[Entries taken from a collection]
========
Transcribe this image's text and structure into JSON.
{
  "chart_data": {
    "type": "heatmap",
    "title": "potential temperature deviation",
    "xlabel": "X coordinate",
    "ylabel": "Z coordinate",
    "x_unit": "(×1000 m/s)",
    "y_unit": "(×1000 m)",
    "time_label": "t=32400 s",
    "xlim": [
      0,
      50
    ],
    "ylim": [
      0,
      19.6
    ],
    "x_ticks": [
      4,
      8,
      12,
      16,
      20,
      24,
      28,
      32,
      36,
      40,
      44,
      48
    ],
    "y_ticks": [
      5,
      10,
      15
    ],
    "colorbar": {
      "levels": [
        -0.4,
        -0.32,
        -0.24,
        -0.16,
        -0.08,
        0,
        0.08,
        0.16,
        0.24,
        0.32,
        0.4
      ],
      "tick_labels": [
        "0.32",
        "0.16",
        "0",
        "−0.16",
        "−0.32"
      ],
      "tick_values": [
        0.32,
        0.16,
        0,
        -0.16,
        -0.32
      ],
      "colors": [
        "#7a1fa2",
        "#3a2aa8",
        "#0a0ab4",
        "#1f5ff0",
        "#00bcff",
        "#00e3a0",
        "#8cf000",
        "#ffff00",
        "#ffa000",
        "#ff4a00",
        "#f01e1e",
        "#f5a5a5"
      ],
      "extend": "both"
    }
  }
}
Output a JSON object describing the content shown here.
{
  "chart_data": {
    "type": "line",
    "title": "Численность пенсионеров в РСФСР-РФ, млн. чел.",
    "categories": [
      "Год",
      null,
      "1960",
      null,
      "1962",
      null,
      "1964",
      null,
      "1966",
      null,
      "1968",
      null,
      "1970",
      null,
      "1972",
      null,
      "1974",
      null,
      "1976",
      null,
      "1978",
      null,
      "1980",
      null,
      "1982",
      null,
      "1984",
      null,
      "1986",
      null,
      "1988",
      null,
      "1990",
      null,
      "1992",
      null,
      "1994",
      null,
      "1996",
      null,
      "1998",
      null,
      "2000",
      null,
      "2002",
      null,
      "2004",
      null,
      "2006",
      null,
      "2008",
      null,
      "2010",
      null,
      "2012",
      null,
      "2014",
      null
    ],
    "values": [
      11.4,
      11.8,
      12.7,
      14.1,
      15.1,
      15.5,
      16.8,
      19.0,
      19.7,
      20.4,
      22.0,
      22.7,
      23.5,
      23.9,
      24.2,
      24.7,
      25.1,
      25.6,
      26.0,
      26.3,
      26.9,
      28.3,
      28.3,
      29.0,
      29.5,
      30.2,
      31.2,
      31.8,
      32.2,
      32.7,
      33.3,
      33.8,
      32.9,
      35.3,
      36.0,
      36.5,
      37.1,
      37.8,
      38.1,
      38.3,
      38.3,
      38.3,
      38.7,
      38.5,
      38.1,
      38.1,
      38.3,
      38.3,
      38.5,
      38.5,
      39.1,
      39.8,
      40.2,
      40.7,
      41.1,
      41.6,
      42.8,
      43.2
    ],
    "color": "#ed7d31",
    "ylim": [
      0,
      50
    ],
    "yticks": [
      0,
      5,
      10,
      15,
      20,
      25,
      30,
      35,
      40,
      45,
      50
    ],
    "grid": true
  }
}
========
Work required:
Reproduce the entire listing word for word.

Solution below:
Transcribe this image's text and structure into JSON.
{
  "chart_data": {
    "type": "heatmap",
    "title": "potential temperature deviation",
    "xlabel": "X coordinate",
    "ylabel": "Z coordinate",
    "x_unit": "(×1000 m/s)",
    "y_unit": "(×1000 m)",
    "time_label": "t=32400 s",
    "xlim": [
      0,
      50
    ],
    "ylim": [
      0,
      19.6
    ],
    "x_ticks": [
      4,
      8,
      12,
      16,
      20,
      24,
      28,
      32,
      36,
      40,
      44,
      48
    ],
    "y_ticks": [
      5,
      10,
      15
    ],
    "colorbar": {
      "levels": [
        -0.4,
        -0.32,
        -0.24,
        -0.16,
        -0.08,
        0,
        0.08,
        0.16,
        0.24,
        0.32,
        0.4
      ],
      "tick_labels": [
        "0.32",
        "0.16",
        "0",
        "−0.16",
        "−0.32"
      ],
      "tick_values": [
        0.32,
        0.16,
        0,
        -0.16,
        -0.32
      ],
      "colors": [
        "#7a1fa2",
        "#3a2aa8",
        "#0a0ab4",
        "#1f5ff0",
        "#00bcff",
        "#00e3a0",
        "#8cf000",
        "#ffff00",
        "#ffa000",
        "#ff4a00",
        "#f01e1e",
        "#f5a5a5"
      ],
      "extend": "both"
    }
  }
}
Output a JSON object describing the content shown here.
{
  "chart_data": {
    "type": "line",
    "title": "Численность пенсионеров в РСФСР-РФ, млн. чел.",
    "categories": [
      "Год",
      null,
      "1960",
      null,
      "1962",
      null,
      "1964",
      null,
      "1966",
      null,
      "1968",
      null,
      "1970",
      null,
      "1972",
      null,
      "1974",
      null,
      "1976",
      null,
      "1978",
      null,
      "1980",
      null,
      "1982",
      null,
      "1984",
      null,
      "1986",
      null,
      "1988",
      null,
      "1990",
      null,
      "1992",
      null,
      "1994",
      null,
      "1996",
      null,
      "1998",
      null,
      "2000",
      null,
      "2002",
      null,
      "2004",
      null,
      "2006",
      null,
      "2008",
      null,
      "2010",
      null,
      "2012",
      null,
      "2014",
      null
    ],
    "values": [
      11.4,
      11.8,
      12.7,
      14.1,
      15.1,
      15.5,
      16.8,
      19.0,
      19.7,
      20.4,
      22.0,
      22.7,
      23.5,
      23.9,
      24.2,
      24.7,
      25.1,
      25.6,
      26.0,
      26.3,
      26.9,
      28.3,
      28.3,
      29.0,
      29.5,
      30.2,
      31.2,
      31.8,
      32.2,
      32.7,
      33.3,
      33.8,
      32.9,
      35.3,
      36.0,
      36.5,
      37.1,
      37.8,
      38.1,
      38.3,
      38.3,
      38.3,
      38.7,
      38.5,
      38.1,
      38.1,
      38.3,
      38.3,
      38.5,
      38.5,
      39.1,
      39.8,
      40.2,
      40.7,
      41.1,
      41.6,
      42.8,
      43.2
    ],
    "color": "#ed7d31",
    "ylim": [
      0,
      50
    ],
    "yticks": [
      0,
      5,
      10,
      15,
      20,
      25,
      30,
      35,
      40,
      45,
      50
    ],
    "grid": true
  }
}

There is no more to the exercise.